▸ Request:
Print the listing in its entirety and exactly, leaving out images.

-- begin --

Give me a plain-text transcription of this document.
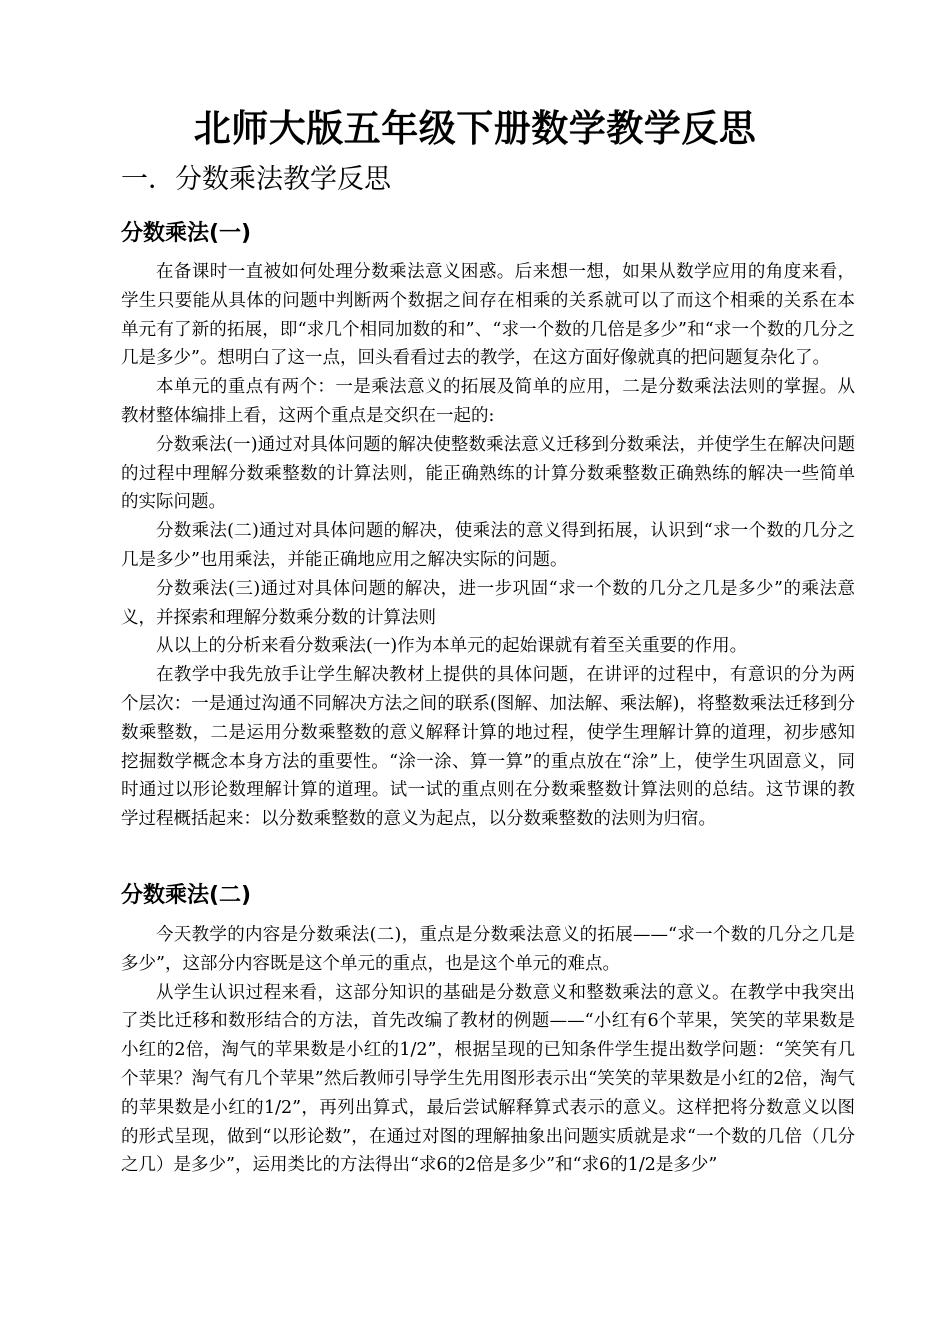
北师大版五年级下册数学教学反思
一．分数乘法教学反思
分数乘法(一)

在备课时一直被如何处理分数乘法意义困惑。后来想一想，如果从数学应用的角度来看，学生只要能从具体的问题中判断两个数据之间存在相乘的关系就可以了而这个相乘的关系在本单元有了新的拓展，即“求几个相同加数的和”、“求一个数的几倍是多少”和“求一个数的几分之几是多少”。想明白了这一点，回头看看过去的教学，在这方面好像就真的把问题复杂化了。

本单元的重点有两个：一是乘法意义的拓展及简单的应用，二是分数乘法法则的掌握。从教材整体编排上看，这两个重点是交织在一起的:

分数乘法(一)通过对具体问题的解决使整数乘法意义迁移到分数乘法，并使学生在解决问题的过程中理解分数乘整数的计算法则，能正确熟练的计算分数乘整数正确熟练的解决一些简单的实际问题。

分数乘法(二)通过对具体问题的解决，使乘法的意义得到拓展，认识到“求一个数的几分之几是多少”也用乘法，并能正确地应用之解决实际的问题。

分数乘法(三)通过对具体问题的解决，进一步巩固“求一个数的几分之几是多少”的乘法意义，并探索和理解分数乘分数的计算法则

从以上的分析来看分数乘法(一)作为本单元的起始课就有着至关重要的作用。

在教学中我先放手让学生解决教材上提供的具体问题，在讲评的过程中，有意识的分为两个层次：一是通过沟通不同解决方法之间的联系(图解、加法解、乘法解)，将整数乘法迁移到分数乘整数，二是运用分数乘整数的意义解释计算的地过程，使学生理解计算的道理，初步感知挖掘数学概念本身方法的重要性。“涂一涂、算一算”的重点放在“涂”上，使学生巩固意义，同时通过以形论数理解计算的道理。试一试的重点则在分数乘整数计算法则的总结。这节课的教学过程概括起来：以分数乘整数的意义为起点，以分数乘整数的法则为归宿。

分数乘法(二)

今天教学的内容是分数乘法(二)，重点是分数乘法意义的拓展——“求一个数的几分之几是多少”，这部分内容既是这个单元的重点，也是这个单元的难点。

从学生认识过程来看，这部分知识的基础是分数意义和整数乘法的意义。在教学中我突出了类比迁移和数形结合的方法，首先改编了教材的例题——“小红有6个苹果，笑笑的苹果数是小红的2倍，淘气的苹果数是小红的1/2”，根据呈现的已知条件学生提出数学问题：“笑笑有几个苹果？淘气有几个苹果”然后教师引导学生先用图形表示出“笑笑的苹果数是小红的2倍，淘气的苹果数是小红的1/2”，再列出算式，最后尝试解释算式表示的意义。这样把将分数意义以图的形式呈现，做到“以形论数”，在通过对图的理解抽象出问题实质就是求“一个数的几倍（几分之几）是多少”，运用类比的方法得出“求6的2倍是多少”和“求6的1/2是多少”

-- end --

▸ The solution:
Give me a plain-text transcription of this document.
北师大版五年级下册数学教学反思
一．分数乘法教学反思
分数乘法(一)

在备课时一直被如何处理分数乘法意义困惑。后来想一想，如果从数学应用的角度来看，学生只要能从具体的问题中判断两个数据之间存在相乘的关系就可以了而这个相乘的关系在本单元有了新的拓展，即“求几个相同加数的和”、“求一个数的几倍是多少”和“求一个数的几分之几是多少”。想明白了这一点，回头看看过去的教学，在这方面好像就真的把问题复杂化了。

本单元的重点有两个：一是乘法意义的拓展及简单的应用，二是分数乘法法则的掌握。从教材整体编排上看，这两个重点是交织在一起的:

分数乘法(一)通过对具体问题的解决使整数乘法意义迁移到分数乘法，并使学生在解决问题的过程中理解分数乘整数的计算法则，能正确熟练的计算分数乘整数正确熟练的解决一些简单的实际问题。

分数乘法(二)通过对具体问题的解决，使乘法的意义得到拓展，认识到“求一个数的几分之几是多少”也用乘法，并能正确地应用之解决实际的问题。

分数乘法(三)通过对具体问题的解决，进一步巩固“求一个数的几分之几是多少”的乘法意义，并探索和理解分数乘分数的计算法则

从以上的分析来看分数乘法(一)作为本单元的起始课就有着至关重要的作用。

在教学中我先放手让学生解决教材上提供的具体问题，在讲评的过程中，有意识的分为两个层次：一是通过沟通不同解决方法之间的联系(图解、加法解、乘法解)，将整数乘法迁移到分数乘整数，二是运用分数乘整数的意义解释计算的地过程，使学生理解计算的道理，初步感知挖掘数学概念本身方法的重要性。“涂一涂、算一算”的重点放在“涂”上，使学生巩固意义，同时通过以形论数理解计算的道理。试一试的重点则在分数乘整数计算法则的总结。这节课的教学过程概括起来：以分数乘整数的意义为起点，以分数乘整数的法则为归宿。

分数乘法(二)

今天教学的内容是分数乘法(二)，重点是分数乘法意义的拓展——“求一个数的几分之几是多少”，这部分内容既是这个单元的重点，也是这个单元的难点。

从学生认识过程来看，这部分知识的基础是分数意义和整数乘法的意义。在教学中我突出了类比迁移和数形结合的方法，首先改编了教材的例题——“小红有6个苹果，笑笑的苹果数是小红的2倍，淘气的苹果数是小红的1/2”，根据呈现的已知条件学生提出数学问题：“笑笑有几个苹果？淘气有几个苹果”然后教师引导学生先用图形表示出“笑笑的苹果数是小红的2倍，淘气的苹果数是小红的1/2”，再列出算式，最后尝试解释算式表示的意义。这样把将分数意义以图的形式呈现，做到“以形论数”，在通过对图的理解抽象出问题实质就是求“一个数的几倍（几分之几）是多少”，运用类比的方法得出“求6的2倍是多少”和“求6的1/2是多少”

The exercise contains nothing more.